#### EXERCISE INPUTS ####

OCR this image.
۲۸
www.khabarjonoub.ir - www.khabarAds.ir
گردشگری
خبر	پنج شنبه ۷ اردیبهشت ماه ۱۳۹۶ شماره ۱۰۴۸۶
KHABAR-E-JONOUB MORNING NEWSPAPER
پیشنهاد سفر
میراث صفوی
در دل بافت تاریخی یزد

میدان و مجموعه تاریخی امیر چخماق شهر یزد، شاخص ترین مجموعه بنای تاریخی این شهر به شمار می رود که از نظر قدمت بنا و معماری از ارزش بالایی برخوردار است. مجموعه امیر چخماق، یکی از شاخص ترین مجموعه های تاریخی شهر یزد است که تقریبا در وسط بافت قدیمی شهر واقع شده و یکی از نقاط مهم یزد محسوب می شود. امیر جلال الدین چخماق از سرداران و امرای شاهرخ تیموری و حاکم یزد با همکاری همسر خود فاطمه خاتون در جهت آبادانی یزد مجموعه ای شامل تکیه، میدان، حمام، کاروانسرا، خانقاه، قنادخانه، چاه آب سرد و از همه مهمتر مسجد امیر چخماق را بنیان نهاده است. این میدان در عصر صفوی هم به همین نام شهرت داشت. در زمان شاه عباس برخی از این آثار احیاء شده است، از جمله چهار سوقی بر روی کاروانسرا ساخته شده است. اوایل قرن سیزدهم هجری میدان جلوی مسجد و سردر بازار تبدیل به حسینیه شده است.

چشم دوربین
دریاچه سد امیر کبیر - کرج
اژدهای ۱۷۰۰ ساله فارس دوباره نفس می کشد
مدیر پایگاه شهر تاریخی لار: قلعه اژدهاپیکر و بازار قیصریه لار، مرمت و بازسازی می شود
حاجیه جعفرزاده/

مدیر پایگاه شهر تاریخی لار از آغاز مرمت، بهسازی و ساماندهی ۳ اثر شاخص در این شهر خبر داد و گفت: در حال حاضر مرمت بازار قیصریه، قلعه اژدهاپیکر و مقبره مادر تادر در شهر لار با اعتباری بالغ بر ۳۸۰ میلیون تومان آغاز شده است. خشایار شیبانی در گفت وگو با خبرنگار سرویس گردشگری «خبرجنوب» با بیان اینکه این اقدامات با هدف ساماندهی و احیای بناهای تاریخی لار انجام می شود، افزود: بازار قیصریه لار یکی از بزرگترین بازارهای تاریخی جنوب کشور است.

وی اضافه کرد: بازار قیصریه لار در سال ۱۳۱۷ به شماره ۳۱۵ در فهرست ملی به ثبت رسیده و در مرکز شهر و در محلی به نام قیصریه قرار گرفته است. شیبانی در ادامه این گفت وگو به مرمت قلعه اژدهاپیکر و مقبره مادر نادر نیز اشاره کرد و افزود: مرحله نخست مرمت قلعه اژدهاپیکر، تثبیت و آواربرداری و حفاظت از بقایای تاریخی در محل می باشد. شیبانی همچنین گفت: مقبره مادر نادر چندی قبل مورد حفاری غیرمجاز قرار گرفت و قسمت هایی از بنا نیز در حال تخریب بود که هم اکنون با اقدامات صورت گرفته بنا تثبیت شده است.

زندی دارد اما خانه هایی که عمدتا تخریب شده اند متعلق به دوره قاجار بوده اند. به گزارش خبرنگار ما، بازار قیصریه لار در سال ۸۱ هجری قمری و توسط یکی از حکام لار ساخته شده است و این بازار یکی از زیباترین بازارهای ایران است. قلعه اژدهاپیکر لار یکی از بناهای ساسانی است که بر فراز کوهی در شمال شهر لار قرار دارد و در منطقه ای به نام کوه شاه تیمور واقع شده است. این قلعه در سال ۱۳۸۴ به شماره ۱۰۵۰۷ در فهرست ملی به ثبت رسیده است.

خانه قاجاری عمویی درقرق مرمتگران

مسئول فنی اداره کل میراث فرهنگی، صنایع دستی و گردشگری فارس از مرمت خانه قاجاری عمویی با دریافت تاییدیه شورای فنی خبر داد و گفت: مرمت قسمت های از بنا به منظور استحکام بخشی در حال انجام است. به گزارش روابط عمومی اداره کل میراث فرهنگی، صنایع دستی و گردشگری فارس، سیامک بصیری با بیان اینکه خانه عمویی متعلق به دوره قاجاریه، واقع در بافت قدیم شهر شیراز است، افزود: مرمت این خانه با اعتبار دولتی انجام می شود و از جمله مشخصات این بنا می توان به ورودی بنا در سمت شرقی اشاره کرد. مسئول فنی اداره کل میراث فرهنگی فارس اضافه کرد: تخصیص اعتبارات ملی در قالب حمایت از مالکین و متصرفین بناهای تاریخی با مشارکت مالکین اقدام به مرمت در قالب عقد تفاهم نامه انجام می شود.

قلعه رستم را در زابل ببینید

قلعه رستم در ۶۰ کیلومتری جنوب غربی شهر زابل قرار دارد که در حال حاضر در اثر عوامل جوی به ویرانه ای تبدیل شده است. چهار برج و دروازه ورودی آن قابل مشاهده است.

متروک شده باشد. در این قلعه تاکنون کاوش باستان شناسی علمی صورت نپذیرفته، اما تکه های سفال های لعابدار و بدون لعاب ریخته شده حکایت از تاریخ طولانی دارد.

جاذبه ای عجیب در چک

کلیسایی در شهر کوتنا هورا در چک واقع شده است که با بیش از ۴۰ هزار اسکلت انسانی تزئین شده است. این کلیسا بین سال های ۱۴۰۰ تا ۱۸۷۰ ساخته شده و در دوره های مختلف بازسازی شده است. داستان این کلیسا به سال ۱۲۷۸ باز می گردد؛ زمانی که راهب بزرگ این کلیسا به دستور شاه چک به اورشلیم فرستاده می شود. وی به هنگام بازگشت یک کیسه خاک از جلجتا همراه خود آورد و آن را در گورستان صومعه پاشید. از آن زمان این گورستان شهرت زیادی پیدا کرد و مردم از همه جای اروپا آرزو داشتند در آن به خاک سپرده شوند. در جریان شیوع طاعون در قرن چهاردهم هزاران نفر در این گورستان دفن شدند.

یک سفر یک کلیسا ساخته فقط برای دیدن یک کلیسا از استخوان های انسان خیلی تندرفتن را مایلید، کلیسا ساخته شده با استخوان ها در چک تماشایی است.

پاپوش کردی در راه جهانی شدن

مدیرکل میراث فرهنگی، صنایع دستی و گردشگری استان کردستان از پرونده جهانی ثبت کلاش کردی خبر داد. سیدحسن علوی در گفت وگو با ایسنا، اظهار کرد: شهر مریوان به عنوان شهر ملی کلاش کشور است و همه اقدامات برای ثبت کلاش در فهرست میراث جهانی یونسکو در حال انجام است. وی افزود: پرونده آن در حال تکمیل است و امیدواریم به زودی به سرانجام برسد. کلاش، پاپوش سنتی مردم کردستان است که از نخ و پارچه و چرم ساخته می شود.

####
#### EXERCISE INPUTS ####

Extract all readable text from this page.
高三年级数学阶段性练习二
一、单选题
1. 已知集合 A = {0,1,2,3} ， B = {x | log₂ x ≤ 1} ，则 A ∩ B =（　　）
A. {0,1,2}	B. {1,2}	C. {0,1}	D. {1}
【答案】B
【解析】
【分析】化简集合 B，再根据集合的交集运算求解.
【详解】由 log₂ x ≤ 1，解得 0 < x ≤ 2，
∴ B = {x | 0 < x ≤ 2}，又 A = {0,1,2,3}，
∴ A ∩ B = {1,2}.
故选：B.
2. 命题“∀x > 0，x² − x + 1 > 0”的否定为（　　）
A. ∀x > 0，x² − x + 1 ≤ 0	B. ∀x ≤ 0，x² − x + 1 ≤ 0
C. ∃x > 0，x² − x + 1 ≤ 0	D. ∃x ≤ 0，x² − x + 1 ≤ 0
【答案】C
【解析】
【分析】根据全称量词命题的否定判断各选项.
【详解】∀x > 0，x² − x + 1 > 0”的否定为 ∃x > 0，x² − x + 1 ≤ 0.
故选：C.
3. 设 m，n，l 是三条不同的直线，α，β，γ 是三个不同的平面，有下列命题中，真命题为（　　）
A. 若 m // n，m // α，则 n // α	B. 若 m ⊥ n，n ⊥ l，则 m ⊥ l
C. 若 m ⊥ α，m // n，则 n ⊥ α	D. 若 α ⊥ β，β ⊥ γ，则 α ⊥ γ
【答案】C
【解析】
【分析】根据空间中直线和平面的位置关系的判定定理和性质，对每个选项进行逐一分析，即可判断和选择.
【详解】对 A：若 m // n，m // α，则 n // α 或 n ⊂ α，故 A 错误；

####

Provide only the number of lines in the entries that hold the word "this".

2